JLS:O país vive de boatos, mas realmente saiu na internet que a Álamo está encerrando as suas atividades. Seja lá pelos motivos que for, mas é uma estrutura grande. E hoje, o grande problema que a gente tem no mercado é exatamente essa coisa da concorrência. Então, quanto menor for a sua estrutura, quanto mais enxuta ela for, você tem mais margem de negociação de números. E o mercado hoje é assim, não só em cinema, em tudo. É uma coisa do mundo moderno. Então, a Álamo, como tem uma estrutura grande, acredito que o problema maior seja conseguir adequar números à realidade econômica. Mas é um puta estúdio. Com a democratização dos equipamentos, o que existe hoje é um monte de gente que tem ProTools, Macintosh, lá no quarto de casa, na garagem… edita, mixa e entra num estúdio grande já tudo meio pré-preparado. E em vez de gastar 200 horas dentro de um estúdio de mixagem, eles vão gastar 40, 60, 80 horas só pra fazer um meia boca naquilo e tudo bem. Isso é um problema sério. É bonito na teoria que agora está tudo democratizado, mas também, vamos falar sério, a quantidade de picareta que tem no mercado é bastante razoável. E isso respinga pra todo mundo. Hoje no Brasil, sem contar o que se fecha, se abre, enfim… vamos começar pelo Rio de Janeiro.

No Rio de Janeiro você tem o CTAV, a RobFilmes, a Meios&Midias, a Delarte e o Mega-RJ. Você tem 5 estúdios credenciados pela Dolby (5.1) no RJ. Em São Paulo você tem o Mega-SP, a Álamo e a JLS. São 3. Os dois maiores estúdios em termos de tamanho estão em São Paulo. Que é a Álamo e a JLS. Sendo que o estúdio da JLS hoje é um pouquinho maior que o da Álamo. É 1,5m maior, mas é um pouquinho maior e obedece a um outro critério de construção, de acústica. Está construido dentro dos níveis atuais, dos conceitos atuais. A Álamo foi reformada para ficar dentro dos conceitos atuais. Aqui não. Quando eu fiz o estúdio já foi dentro dos conceitos atuais.

---

Descrição do exercício >> Diga se cada afirmação concorda com o trecho sobre os estúdios de mixagem no Brasil, respondendo sim ou não e citando literalmente as palavras do trecho que decidem a questão. (a) O Rio de Janeiro tem cinco estúdios credenciados pela Dolby. (b) O estúdio da Álamo é maior que o da JLS. (c) Em São Paulo há três estúdios. As linhas a seguir provêm de outra fonte.

Registros de anotação espacial:
---

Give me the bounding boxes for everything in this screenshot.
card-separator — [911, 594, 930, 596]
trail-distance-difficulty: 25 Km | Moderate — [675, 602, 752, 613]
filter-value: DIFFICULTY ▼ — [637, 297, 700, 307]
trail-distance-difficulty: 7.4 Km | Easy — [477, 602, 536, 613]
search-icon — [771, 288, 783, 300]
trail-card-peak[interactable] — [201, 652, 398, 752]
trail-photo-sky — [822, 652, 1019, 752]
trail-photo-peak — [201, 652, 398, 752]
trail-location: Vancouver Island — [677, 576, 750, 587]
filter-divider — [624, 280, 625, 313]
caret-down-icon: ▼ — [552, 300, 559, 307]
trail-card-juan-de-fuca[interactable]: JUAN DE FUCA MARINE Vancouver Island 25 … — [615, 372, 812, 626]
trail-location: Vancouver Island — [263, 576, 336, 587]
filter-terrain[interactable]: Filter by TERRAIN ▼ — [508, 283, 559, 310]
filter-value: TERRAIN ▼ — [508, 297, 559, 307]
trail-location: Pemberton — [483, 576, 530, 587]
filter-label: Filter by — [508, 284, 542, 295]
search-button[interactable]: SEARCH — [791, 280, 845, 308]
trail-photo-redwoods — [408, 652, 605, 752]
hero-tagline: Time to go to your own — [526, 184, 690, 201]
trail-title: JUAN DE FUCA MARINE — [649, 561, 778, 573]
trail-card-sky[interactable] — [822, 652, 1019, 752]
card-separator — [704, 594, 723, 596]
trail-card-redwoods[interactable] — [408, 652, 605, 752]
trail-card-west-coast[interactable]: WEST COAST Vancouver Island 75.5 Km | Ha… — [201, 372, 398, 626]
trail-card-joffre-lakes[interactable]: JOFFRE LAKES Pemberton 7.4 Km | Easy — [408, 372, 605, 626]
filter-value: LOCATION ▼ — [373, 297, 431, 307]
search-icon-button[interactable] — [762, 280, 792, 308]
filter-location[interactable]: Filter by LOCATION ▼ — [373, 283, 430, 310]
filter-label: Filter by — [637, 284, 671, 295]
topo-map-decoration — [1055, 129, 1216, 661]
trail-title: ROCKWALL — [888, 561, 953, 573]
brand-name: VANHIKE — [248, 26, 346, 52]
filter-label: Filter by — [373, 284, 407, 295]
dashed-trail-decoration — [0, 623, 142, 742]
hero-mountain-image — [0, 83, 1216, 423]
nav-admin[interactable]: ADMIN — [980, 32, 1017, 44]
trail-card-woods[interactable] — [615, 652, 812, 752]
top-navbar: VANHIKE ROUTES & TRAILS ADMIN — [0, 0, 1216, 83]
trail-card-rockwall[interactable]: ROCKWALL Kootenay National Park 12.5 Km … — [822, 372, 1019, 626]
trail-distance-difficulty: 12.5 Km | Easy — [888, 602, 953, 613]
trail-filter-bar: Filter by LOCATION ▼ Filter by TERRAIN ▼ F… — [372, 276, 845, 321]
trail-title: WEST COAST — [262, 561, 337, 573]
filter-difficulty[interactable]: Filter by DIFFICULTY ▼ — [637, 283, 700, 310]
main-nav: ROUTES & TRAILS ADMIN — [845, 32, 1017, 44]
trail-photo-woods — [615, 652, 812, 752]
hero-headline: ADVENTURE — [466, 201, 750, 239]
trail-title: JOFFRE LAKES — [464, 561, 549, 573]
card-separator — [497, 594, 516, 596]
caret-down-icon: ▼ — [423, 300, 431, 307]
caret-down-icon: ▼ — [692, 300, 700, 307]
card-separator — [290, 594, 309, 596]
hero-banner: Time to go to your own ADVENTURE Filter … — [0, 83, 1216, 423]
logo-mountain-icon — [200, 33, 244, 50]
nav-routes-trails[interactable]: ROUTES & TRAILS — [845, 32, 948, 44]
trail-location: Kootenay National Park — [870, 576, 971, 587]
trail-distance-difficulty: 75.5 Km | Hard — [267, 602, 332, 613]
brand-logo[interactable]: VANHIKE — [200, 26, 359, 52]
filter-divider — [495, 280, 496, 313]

---

Resposta abaixo >>
(a) Sim: "Você tem 5 estúdios credenciados pela Dolby (5.1) no RJ."
(b) Não: "Sendo que o estúdio da JLS hoje é um pouquinho maior que o da Álamo."
(c) Sim: "Em São Paulo você tem o Mega-SP, a Álamo e a JLS. São 3."